> What you are asked to do
Check every line of the entries below for the word "cathodic", and copy the ones that have it.

-- Supplied material start --

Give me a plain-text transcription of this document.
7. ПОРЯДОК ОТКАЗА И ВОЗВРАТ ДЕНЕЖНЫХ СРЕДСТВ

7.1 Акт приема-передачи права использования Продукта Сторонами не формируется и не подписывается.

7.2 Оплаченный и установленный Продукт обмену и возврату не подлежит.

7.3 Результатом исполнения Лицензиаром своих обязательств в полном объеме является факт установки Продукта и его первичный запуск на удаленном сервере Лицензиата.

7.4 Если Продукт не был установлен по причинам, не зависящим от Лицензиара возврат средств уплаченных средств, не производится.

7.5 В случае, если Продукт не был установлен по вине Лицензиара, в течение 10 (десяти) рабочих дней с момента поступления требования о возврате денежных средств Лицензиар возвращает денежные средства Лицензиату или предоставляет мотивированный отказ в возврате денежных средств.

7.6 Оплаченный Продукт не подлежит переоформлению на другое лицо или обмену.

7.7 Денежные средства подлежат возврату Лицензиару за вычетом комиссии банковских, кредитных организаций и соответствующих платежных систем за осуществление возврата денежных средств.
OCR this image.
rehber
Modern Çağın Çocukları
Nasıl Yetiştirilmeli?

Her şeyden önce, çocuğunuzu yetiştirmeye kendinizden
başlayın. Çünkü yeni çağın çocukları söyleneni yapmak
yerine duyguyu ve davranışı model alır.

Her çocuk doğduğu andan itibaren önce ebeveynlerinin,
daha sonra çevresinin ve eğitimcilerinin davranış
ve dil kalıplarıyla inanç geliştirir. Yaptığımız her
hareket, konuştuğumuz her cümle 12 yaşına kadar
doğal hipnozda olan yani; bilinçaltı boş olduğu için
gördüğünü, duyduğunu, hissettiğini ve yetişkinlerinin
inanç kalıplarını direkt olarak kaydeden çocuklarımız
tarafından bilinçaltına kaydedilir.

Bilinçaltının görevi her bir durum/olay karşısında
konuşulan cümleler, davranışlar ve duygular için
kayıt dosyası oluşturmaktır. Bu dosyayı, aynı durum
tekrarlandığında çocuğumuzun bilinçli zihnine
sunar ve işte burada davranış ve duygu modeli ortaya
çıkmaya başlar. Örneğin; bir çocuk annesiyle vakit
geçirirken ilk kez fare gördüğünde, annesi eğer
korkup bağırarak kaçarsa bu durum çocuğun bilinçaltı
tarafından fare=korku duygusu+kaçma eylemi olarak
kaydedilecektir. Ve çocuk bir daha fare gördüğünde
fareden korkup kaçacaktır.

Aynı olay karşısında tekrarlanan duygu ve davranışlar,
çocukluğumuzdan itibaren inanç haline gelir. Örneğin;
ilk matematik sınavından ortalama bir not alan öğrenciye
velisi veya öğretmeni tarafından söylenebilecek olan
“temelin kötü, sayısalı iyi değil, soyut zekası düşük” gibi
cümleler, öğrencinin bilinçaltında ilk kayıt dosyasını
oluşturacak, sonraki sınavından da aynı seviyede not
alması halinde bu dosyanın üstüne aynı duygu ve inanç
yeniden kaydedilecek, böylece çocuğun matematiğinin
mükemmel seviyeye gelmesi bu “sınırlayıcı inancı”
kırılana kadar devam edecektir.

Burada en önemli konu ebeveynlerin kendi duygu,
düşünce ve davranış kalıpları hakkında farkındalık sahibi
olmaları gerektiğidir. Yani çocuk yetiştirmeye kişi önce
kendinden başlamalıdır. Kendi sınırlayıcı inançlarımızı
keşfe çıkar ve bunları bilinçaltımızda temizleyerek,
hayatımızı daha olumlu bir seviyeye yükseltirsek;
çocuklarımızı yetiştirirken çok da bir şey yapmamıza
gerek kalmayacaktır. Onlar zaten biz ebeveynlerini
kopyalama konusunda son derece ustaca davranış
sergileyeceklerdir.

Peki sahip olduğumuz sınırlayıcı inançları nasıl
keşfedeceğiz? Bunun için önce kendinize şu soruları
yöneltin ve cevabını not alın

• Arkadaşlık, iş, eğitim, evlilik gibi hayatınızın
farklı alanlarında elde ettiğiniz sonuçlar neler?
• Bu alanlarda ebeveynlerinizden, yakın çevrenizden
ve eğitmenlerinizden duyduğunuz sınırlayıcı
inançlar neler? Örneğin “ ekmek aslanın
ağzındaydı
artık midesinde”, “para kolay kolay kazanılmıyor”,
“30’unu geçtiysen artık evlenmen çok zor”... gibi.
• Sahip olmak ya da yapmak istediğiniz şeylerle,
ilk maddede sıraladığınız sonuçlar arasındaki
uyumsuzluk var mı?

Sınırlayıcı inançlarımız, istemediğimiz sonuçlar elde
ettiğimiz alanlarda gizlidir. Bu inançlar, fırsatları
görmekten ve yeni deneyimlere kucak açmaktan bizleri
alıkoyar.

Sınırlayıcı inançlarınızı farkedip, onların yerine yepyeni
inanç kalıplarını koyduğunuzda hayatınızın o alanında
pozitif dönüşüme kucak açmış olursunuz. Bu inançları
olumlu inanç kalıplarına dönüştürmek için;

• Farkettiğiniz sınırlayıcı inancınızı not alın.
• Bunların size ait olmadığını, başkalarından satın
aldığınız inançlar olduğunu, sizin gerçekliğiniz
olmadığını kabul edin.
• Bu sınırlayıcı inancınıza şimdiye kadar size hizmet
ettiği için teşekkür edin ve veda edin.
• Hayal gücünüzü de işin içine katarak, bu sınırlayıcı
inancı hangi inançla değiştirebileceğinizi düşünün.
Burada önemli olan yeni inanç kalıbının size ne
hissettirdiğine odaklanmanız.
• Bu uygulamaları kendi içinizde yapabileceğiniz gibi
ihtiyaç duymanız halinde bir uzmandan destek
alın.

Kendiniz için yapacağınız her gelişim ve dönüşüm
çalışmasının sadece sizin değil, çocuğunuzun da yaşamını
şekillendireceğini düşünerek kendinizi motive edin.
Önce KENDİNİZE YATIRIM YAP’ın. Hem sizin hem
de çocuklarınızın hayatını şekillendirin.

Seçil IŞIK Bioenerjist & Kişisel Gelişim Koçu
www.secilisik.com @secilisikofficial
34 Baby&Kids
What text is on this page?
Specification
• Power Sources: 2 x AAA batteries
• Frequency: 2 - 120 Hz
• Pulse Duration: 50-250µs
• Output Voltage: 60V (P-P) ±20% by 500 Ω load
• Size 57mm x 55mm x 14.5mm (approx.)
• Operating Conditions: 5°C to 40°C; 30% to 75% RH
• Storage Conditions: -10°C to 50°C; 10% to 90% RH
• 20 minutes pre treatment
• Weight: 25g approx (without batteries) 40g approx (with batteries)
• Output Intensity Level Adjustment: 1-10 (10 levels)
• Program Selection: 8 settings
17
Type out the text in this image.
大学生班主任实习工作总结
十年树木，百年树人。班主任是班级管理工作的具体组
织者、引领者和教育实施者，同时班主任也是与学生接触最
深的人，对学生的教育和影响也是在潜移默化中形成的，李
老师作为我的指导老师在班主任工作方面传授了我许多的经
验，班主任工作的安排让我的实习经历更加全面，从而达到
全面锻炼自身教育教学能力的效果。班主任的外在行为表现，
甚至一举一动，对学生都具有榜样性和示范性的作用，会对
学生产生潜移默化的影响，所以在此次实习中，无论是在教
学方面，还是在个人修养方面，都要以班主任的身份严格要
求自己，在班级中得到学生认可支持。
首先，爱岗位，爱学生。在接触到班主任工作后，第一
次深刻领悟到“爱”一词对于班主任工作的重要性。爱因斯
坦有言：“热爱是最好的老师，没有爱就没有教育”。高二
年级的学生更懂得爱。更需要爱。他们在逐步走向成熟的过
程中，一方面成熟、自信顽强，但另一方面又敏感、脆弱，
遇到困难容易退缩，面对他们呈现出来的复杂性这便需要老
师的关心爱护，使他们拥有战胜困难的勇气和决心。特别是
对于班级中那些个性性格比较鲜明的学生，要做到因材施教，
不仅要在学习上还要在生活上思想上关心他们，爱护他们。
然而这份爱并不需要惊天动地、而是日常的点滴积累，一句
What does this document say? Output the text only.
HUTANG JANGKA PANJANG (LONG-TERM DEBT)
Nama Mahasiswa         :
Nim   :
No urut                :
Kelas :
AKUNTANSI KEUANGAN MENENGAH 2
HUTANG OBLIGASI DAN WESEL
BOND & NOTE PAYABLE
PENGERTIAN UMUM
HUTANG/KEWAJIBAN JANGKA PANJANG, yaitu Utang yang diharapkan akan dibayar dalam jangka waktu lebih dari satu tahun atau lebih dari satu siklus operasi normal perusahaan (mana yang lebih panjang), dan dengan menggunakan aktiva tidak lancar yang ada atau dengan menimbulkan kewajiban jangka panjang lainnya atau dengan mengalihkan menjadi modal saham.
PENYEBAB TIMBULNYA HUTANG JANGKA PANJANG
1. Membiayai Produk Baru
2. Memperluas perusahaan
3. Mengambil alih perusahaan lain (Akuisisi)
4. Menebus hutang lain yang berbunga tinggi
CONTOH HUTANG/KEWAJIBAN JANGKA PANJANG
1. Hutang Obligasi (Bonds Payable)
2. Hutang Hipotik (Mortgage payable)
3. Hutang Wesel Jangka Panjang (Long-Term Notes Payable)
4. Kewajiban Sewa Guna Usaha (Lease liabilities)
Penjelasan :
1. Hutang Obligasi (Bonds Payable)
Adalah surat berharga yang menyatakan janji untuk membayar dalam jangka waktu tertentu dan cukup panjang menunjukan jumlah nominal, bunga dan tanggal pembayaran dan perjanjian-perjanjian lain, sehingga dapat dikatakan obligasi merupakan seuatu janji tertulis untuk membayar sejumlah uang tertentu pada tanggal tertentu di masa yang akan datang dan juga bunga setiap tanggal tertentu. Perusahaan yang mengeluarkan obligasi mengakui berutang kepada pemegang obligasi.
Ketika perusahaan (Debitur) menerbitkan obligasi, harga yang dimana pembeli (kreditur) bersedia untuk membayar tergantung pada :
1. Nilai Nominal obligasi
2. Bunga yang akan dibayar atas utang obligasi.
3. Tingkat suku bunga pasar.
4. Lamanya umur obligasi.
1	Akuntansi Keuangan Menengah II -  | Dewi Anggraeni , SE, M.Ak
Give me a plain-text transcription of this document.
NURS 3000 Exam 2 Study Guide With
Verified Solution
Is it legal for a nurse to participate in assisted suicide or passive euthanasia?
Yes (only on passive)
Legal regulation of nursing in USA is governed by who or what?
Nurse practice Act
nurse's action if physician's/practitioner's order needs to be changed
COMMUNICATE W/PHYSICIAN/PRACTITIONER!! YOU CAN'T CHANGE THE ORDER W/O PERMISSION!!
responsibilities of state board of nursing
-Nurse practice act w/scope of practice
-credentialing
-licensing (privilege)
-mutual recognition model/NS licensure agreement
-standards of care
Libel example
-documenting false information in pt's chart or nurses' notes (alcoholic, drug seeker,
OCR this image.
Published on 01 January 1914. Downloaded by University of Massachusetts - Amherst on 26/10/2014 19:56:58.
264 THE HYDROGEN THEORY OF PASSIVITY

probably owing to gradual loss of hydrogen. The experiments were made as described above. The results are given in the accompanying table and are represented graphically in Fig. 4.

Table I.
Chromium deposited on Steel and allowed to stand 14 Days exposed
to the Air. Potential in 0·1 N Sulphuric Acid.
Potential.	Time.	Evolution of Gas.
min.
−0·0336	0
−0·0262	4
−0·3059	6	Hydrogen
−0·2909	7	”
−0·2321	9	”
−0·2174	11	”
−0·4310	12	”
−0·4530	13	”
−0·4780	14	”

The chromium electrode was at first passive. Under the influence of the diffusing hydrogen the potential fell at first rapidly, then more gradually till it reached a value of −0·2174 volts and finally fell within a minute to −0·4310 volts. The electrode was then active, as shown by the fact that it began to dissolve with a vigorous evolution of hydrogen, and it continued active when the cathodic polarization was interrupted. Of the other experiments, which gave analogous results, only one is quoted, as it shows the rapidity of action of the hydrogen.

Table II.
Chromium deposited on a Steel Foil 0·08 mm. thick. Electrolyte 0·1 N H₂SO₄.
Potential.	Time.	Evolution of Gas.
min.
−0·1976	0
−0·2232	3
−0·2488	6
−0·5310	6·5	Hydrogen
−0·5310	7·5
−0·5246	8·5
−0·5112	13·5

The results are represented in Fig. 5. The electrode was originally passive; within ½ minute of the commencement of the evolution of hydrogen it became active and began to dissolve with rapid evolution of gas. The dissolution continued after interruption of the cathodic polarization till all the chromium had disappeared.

-- Supplied material end --

> Solved exercise
The chromium electrode was at first passive. Under the influence of the diffusing hydrogen the potential fell at first rapidly, then more gradually till it reached a value of −0·2174 volts and finally fell within a minute to −0·4310 volts. The electrode was then active, as shown by the fact that it began to dissolve with a vigorous evolution of hydrogen, and it continued active when the cathodic polarization was interrupted. Of the other experiments, which gave analogous results, only one is quoted, as it shows the rapidity of action of the hydrogen.
The results are represented in Fig. 5. The electrode was originally passive; within ½ minute of the commencement of the evolution of hydrogen it became active and began to dissolve with rapid evolution of gas. The dissolution continued after interruption of the cathodic polarization till all the chromium had disappeared.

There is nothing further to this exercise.